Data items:

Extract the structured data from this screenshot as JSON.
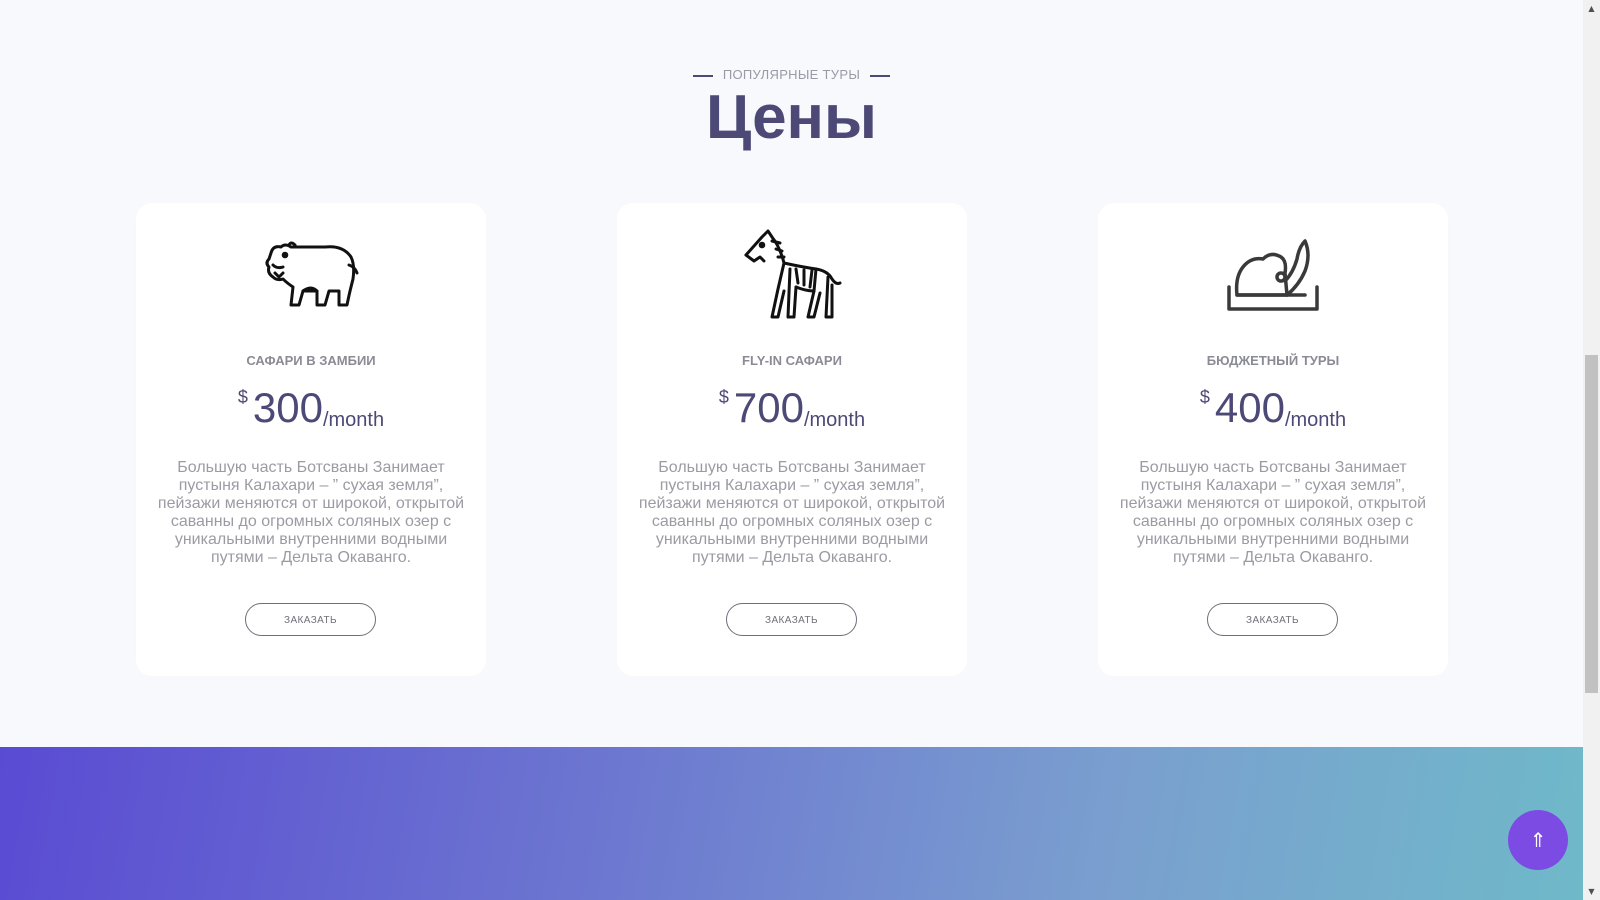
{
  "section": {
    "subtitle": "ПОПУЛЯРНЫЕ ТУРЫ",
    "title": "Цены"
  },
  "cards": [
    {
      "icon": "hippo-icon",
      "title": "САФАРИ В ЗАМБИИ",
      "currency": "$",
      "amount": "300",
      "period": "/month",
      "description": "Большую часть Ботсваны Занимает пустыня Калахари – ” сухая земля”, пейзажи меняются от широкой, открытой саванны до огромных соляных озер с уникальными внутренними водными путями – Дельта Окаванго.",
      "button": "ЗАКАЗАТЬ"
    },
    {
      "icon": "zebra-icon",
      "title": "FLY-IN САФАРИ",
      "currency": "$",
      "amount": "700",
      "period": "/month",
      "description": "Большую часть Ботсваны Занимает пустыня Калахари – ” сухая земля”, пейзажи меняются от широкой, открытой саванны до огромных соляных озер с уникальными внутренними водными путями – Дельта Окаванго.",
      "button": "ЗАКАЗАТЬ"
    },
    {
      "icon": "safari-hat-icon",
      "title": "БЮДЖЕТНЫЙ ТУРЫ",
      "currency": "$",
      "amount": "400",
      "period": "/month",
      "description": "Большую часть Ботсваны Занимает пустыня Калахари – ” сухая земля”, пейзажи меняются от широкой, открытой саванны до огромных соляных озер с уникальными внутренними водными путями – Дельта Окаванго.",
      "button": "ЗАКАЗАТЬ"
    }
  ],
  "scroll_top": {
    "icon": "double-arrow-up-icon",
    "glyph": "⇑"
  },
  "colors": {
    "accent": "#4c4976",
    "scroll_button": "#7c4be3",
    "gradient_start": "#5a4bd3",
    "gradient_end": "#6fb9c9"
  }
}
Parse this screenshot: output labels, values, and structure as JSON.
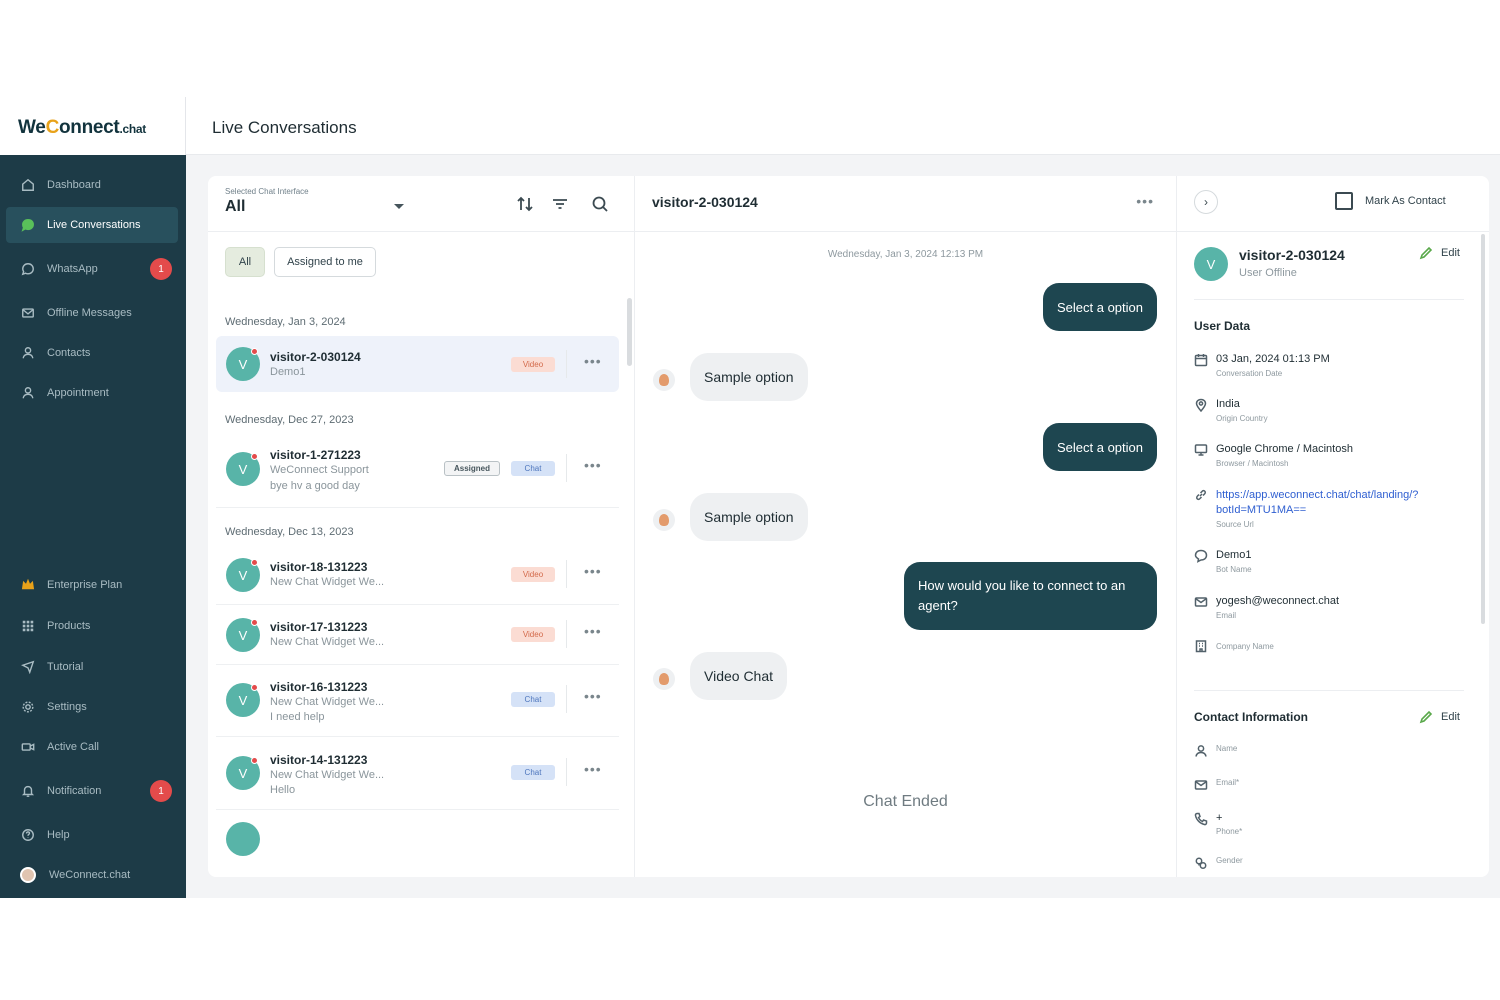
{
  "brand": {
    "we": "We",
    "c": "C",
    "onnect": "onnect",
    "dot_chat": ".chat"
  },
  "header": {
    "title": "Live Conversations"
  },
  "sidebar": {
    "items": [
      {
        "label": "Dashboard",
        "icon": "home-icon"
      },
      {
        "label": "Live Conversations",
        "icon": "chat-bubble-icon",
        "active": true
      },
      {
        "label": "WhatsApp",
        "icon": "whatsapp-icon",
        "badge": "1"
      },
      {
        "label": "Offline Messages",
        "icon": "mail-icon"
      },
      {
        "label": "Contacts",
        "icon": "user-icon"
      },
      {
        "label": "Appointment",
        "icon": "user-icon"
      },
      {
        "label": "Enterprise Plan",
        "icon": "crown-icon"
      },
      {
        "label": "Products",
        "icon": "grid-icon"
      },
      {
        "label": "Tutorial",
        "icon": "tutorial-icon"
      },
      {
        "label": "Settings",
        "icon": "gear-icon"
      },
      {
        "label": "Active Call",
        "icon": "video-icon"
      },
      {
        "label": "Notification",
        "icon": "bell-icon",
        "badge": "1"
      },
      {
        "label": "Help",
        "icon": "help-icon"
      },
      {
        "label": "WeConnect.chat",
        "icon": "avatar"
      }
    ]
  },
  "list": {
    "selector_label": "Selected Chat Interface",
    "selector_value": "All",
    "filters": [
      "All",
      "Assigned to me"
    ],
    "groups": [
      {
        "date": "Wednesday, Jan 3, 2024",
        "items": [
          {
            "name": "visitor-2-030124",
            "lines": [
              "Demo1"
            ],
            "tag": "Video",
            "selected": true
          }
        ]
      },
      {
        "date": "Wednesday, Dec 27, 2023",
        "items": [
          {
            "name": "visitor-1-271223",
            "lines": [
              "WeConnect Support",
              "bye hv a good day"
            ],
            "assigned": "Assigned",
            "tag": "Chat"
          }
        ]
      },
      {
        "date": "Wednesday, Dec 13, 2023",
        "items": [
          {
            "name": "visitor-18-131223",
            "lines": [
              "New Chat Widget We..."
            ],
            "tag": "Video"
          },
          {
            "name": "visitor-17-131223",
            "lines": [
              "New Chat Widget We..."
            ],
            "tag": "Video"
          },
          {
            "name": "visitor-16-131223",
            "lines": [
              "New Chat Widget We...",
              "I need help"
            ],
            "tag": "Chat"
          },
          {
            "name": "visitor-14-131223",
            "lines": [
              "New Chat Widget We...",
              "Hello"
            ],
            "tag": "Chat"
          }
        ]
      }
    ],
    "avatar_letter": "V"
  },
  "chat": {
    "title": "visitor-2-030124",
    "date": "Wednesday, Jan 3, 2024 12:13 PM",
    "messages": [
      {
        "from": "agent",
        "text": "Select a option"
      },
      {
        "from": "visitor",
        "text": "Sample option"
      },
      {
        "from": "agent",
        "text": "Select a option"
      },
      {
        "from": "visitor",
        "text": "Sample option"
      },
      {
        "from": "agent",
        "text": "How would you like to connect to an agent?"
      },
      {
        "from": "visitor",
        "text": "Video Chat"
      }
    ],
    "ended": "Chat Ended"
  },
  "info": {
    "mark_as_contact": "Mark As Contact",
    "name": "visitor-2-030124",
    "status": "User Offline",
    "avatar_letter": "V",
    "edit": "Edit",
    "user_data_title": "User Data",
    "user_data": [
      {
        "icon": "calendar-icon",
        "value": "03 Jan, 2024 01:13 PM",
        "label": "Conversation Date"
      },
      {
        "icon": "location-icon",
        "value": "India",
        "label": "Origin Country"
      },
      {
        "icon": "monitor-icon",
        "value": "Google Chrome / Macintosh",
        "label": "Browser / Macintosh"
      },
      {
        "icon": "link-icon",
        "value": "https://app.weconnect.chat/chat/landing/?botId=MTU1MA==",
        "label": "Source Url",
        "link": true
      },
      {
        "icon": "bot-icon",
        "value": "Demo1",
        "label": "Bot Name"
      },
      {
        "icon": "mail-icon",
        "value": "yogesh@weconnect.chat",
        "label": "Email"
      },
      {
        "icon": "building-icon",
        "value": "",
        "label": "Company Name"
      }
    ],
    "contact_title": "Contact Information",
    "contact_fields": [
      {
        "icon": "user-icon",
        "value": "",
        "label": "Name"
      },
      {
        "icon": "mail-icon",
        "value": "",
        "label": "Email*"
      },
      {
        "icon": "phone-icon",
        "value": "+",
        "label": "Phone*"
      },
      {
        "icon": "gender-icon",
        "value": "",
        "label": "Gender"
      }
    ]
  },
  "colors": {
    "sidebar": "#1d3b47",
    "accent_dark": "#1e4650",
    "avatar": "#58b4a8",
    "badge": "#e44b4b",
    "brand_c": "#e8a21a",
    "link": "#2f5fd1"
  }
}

▶ [Task to complete]: Retype all entries exactly as they appear, dropping the images.

▶ [Answer to this problem]:
Extract the structured data from this screenshot as JSON.
{
  "section": {
    "subtitle": "ПОПУЛЯРНЫЕ ТУРЫ",
    "title": "Цены"
  },
  "cards": [
    {
      "icon": "hippo-icon",
      "title": "САФАРИ В ЗАМБИИ",
      "currency": "$",
      "amount": "300",
      "period": "/month",
      "description": "Большую часть Ботсваны Занимает пустыня Калахари – ” сухая земля”, пейзажи меняются от широкой, открытой саванны до огромных соляных озер с уникальными внутренними водными путями – Дельта Окаванго.",
      "button": "ЗАКАЗАТЬ"
    },
    {
      "icon": "zebra-icon",
      "title": "FLY-IN САФАРИ",
      "currency": "$",
      "amount": "700",
      "period": "/month",
      "description": "Большую часть Ботсваны Занимает пустыня Калахари – ” сухая земля”, пейзажи меняются от широкой, открытой саванны до огромных соляных озер с уникальными внутренними водными путями – Дельта Окаванго.",
      "button": "ЗАКАЗАТЬ"
    },
    {
      "icon": "safari-hat-icon",
      "title": "БЮДЖЕТНЫЙ ТУРЫ",
      "currency": "$",
      "amount": "400",
      "period": "/month",
      "description": "Большую часть Ботсваны Занимает пустыня Калахари – ” сухая земля”, пейзажи меняются от широкой, открытой саванны до огромных соляных озер с уникальными внутренними водными путями – Дельта Окаванго.",
      "button": "ЗАКАЗАТЬ"
    }
  ],
  "scroll_top": {
    "icon": "double-arrow-up-icon",
    "glyph": "⇑"
  },
  "colors": {
    "accent": "#4c4976",
    "scroll_button": "#7c4be3",
    "gradient_start": "#5a4bd3",
    "gradient_end": "#6fb9c9"
  }
}
Parse this screenshot: output labels, values, and structure as JSON.
{
  "brand": {
    "we": "We",
    "c": "C",
    "onnect": "onnect",
    "dot_chat": ".chat"
  },
  "header": {
    "title": "Live Conversations"
  },
  "sidebar": {
    "items": [
      {
        "label": "Dashboard",
        "icon": "home-icon"
      },
      {
        "label": "Live Conversations",
        "icon": "chat-bubble-icon",
        "active": true
      },
      {
        "label": "WhatsApp",
        "icon": "whatsapp-icon",
        "badge": "1"
      },
      {
        "label": "Offline Messages",
        "icon": "mail-icon"
      },
      {
        "label": "Contacts",
        "icon": "user-icon"
      },
      {
        "label": "Appointment",
        "icon": "user-icon"
      },
      {
        "label": "Enterprise Plan",
        "icon": "crown-icon"
      },
      {
        "label": "Products",
        "icon": "grid-icon"
      },
      {
        "label": "Tutorial",
        "icon": "tutorial-icon"
      },
      {
        "label": "Settings",
        "icon": "gear-icon"
      },
      {
        "label": "Active Call",
        "icon": "video-icon"
      },
      {
        "label": "Notification",
        "icon": "bell-icon",
        "badge": "1"
      },
      {
        "label": "Help",
        "icon": "help-icon"
      },
      {
        "label": "WeConnect.chat",
        "icon": "avatar"
      }
    ]
  },
  "list": {
    "selector_label": "Selected Chat Interface",
    "selector_value": "All",
    "filters": [
      "All",
      "Assigned to me"
    ],
    "groups": [
      {
        "date": "Wednesday, Jan 3, 2024",
        "items": [
          {
            "name": "visitor-2-030124",
            "lines": [
              "Demo1"
            ],
            "tag": "Video",
            "selected": true
          }
        ]
      },
      {
        "date": "Wednesday, Dec 27, 2023",
        "items": [
          {
            "name": "visitor-1-271223",
            "lines": [
              "WeConnect Support",
              "bye hv a good day"
            ],
            "assigned": "Assigned",
            "tag": "Chat"
          }
        ]
      },
      {
        "date": "Wednesday, Dec 13, 2023",
        "items": [
          {
            "name": "visitor-18-131223",
            "lines": [
              "New Chat Widget We..."
            ],
            "tag": "Video"
          },
          {
            "name": "visitor-17-131223",
            "lines": [
              "New Chat Widget We..."
            ],
            "tag": "Video"
          },
          {
            "name": "visitor-16-131223",
            "lines": [
              "New Chat Widget We...",
              "I need help"
            ],
            "tag": "Chat"
          },
          {
            "name": "visitor-14-131223",
            "lines": [
              "New Chat Widget We...",
              "Hello"
            ],
            "tag": "Chat"
          }
        ]
      }
    ],
    "avatar_letter": "V"
  },
  "chat": {
    "title": "visitor-2-030124",
    "date": "Wednesday, Jan 3, 2024 12:13 PM",
    "messages": [
      {
        "from": "agent",
        "text": "Select a option"
      },
      {
        "from": "visitor",
        "text": "Sample option"
      },
      {
        "from": "agent",
        "text": "Select a option"
      },
      {
        "from": "visitor",
        "text": "Sample option"
      },
      {
        "from": "agent",
        "text": "How would you like to connect to an agent?"
      },
      {
        "from": "visitor",
        "text": "Video Chat"
      }
    ],
    "ended": "Chat Ended"
  },
  "info": {
    "mark_as_contact": "Mark As Contact",
    "name": "visitor-2-030124",
    "status": "User Offline",
    "avatar_letter": "V",
    "edit": "Edit",
    "user_data_title": "User Data",
    "user_data": [
      {
        "icon": "calendar-icon",
        "value": "03 Jan, 2024 01:13 PM",
        "label": "Conversation Date"
      },
      {
        "icon": "location-icon",
        "value": "India",
        "label": "Origin Country"
      },
      {
        "icon": "monitor-icon",
        "value": "Google Chrome / Macintosh",
        "label": "Browser / Macintosh"
      },
      {
        "icon": "link-icon",
        "value": "https://app.weconnect.chat/chat/landing/?botId=MTU1MA==",
        "label": "Source Url",
        "link": true
      },
      {
        "icon": "bot-icon",
        "value": "Demo1",
        "label": "Bot Name"
      },
      {
        "icon": "mail-icon",
        "value": "yogesh@weconnect.chat",
        "label": "Email"
      },
      {
        "icon": "building-icon",
        "value": "",
        "label": "Company Name"
      }
    ],
    "contact_title": "Contact Information",
    "contact_fields": [
      {
        "icon": "user-icon",
        "value": "",
        "label": "Name"
      },
      {
        "icon": "mail-icon",
        "value": "",
        "label": "Email*"
      },
      {
        "icon": "phone-icon",
        "value": "+",
        "label": "Phone*"
      },
      {
        "icon": "gender-icon",
        "value": "",
        "label": "Gender"
      }
    ]
  },
  "colors": {
    "sidebar": "#1d3b47",
    "accent_dark": "#1e4650",
    "avatar": "#58b4a8",
    "badge": "#e44b4b",
    "brand_c": "#e8a21a",
    "link": "#2f5fd1"
  }
}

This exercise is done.